# TASK TO COMPLETE
From the listing that follows, extract every line and set it down unaltered.

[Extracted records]
%%

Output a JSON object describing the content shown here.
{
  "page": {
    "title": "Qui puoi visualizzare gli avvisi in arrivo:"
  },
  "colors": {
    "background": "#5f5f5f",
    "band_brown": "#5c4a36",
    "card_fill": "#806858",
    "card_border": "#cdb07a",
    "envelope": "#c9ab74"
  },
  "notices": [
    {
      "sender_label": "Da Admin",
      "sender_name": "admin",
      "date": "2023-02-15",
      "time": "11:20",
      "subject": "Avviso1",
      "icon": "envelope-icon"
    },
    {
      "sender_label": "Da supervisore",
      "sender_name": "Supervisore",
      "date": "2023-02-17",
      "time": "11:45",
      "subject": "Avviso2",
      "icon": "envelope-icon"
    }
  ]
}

%%

# SOLUTION TO THIS EXERCISE
Output a JSON object describing the content shown here.
{
  "page": {
    "title": "Qui puoi visualizzare gli avvisi in arrivo:"
  },
  "colors": {
    "background": "#5f5f5f",
    "band_brown": "#5c4a36",
    "card_fill": "#806858",
    "card_border": "#cdb07a",
    "envelope": "#c9ab74"
  },
  "notices": [
    {
      "sender_label": "Da Admin",
      "sender_name": "admin",
      "date": "2023-02-15",
      "time": "11:20",
      "subject": "Avviso1",
      "icon": "envelope-icon"
    },
    {
      "sender_label": "Da supervisore",
      "sender_name": "Supervisore",
      "date": "2023-02-17",
      "time": "11:45",
      "subject": "Avviso2",
      "icon": "envelope-icon"
    }
  ]
}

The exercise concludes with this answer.